**** Extracted material ****
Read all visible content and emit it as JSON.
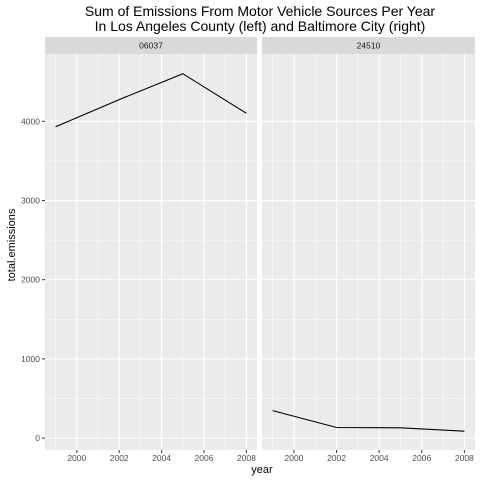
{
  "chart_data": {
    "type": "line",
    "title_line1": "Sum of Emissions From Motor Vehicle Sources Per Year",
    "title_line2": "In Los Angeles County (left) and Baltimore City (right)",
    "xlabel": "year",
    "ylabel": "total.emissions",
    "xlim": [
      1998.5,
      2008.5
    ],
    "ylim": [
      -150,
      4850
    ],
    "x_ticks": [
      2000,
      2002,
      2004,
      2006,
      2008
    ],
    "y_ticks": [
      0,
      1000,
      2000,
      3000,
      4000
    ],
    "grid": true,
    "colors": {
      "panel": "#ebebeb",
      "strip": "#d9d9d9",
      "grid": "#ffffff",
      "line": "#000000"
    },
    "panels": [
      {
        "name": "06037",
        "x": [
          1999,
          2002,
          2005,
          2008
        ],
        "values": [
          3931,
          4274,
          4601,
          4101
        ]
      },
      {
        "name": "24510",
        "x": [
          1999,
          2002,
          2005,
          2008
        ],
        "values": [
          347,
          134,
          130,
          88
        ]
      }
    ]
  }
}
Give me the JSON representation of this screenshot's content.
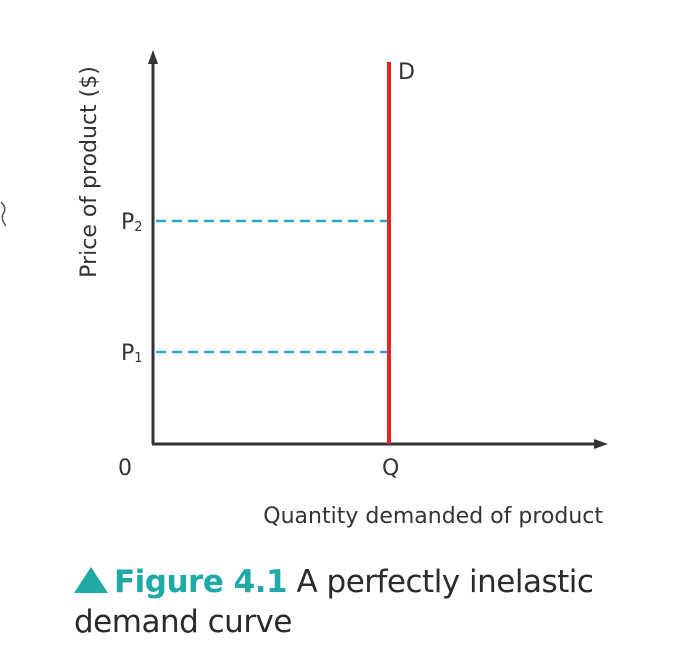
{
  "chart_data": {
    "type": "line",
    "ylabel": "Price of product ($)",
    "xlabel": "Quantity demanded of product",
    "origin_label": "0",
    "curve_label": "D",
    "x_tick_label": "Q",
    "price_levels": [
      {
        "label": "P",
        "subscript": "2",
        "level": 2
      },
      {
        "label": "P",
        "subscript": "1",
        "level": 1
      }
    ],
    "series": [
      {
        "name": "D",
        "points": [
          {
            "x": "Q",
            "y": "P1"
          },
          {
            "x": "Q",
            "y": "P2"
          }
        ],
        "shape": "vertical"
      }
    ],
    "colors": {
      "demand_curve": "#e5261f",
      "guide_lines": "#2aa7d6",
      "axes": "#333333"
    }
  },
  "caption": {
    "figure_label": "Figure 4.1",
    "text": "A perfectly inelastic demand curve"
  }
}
****
**** Extracted material ****
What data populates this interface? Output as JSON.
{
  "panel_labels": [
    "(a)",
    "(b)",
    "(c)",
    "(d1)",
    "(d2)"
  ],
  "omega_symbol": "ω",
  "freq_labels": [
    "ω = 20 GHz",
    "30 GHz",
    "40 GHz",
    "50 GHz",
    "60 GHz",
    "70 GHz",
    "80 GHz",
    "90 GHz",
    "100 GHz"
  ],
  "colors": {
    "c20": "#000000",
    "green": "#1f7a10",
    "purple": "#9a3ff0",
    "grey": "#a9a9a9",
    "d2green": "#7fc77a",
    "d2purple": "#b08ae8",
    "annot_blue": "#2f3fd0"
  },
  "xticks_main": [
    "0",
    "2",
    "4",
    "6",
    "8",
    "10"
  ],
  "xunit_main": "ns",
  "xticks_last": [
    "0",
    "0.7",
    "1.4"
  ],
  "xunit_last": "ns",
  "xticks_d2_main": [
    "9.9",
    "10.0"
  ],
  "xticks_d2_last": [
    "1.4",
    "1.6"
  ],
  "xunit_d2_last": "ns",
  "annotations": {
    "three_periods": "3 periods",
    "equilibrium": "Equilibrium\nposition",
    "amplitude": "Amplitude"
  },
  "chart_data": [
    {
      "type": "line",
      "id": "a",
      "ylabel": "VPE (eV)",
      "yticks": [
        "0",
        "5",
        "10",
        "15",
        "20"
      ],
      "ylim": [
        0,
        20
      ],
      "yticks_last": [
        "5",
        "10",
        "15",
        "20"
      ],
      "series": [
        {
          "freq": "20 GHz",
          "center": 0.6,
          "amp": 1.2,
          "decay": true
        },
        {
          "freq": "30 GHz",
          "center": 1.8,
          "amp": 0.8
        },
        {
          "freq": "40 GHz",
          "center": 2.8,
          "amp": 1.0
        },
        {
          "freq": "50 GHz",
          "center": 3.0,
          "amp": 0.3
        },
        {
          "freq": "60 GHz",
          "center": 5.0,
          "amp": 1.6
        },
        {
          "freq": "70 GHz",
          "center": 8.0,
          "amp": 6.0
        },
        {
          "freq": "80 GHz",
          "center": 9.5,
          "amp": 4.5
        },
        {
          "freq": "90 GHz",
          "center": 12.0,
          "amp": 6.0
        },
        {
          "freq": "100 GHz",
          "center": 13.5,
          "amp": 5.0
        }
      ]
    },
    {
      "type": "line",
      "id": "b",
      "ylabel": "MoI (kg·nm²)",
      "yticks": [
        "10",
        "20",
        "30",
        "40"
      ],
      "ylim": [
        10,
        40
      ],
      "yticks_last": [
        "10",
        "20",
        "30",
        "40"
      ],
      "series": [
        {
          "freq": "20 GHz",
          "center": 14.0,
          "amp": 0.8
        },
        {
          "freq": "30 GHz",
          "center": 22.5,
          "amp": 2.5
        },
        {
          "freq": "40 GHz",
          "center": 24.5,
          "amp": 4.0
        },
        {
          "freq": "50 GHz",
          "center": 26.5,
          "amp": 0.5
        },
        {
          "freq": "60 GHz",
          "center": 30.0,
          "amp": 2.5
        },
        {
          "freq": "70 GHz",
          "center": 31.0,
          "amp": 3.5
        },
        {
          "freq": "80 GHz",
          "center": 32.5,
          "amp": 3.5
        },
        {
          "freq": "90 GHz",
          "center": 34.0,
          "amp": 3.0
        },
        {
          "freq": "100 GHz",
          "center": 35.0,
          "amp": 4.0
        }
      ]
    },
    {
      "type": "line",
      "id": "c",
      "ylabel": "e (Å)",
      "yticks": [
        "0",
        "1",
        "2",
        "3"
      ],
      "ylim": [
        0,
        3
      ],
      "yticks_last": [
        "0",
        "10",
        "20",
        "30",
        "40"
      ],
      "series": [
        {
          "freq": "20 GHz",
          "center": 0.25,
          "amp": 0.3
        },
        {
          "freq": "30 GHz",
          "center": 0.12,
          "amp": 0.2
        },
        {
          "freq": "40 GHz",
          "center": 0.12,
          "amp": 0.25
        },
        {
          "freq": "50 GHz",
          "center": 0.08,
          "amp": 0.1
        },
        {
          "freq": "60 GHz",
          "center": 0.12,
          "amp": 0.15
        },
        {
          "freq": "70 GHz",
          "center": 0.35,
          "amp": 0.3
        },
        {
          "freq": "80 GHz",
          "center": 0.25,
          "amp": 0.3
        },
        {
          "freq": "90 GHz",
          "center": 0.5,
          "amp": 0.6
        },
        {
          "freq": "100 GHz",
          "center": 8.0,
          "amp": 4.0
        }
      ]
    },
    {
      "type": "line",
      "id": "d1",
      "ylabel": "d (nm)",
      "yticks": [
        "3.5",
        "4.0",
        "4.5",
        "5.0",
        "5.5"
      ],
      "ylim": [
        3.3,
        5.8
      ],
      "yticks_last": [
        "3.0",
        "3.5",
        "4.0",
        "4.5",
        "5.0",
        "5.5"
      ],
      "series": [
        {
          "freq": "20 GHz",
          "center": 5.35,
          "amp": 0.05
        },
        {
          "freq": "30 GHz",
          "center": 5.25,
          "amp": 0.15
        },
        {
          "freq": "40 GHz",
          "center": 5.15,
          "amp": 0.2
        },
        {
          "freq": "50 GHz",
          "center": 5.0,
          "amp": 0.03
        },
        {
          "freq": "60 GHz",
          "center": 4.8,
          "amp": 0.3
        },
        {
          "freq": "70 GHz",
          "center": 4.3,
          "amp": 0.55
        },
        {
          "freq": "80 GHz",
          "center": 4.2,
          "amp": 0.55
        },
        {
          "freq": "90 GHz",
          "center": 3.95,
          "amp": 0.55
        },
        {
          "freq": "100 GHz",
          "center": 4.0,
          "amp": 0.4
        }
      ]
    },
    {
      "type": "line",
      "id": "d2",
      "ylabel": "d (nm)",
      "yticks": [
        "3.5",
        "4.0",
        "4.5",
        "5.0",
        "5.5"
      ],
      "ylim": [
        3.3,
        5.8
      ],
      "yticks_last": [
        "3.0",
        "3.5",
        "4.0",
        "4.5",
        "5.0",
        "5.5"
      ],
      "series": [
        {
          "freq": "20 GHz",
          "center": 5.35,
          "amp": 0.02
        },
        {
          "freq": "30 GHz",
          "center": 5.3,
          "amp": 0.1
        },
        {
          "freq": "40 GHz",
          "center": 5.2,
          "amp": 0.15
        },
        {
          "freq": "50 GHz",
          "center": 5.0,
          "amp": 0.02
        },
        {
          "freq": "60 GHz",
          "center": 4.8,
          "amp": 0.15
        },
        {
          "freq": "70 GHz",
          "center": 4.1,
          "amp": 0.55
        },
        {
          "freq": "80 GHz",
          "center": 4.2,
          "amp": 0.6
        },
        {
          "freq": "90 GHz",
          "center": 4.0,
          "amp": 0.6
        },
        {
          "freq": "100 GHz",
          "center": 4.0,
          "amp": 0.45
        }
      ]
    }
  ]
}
****
> **Task requirements**:
Search the preceding listing for "xlabel" and extract every line where it is found.

> **Solution to this task**:
    "xlabel": "year",
    "xlabel": "Quantity demanded of product",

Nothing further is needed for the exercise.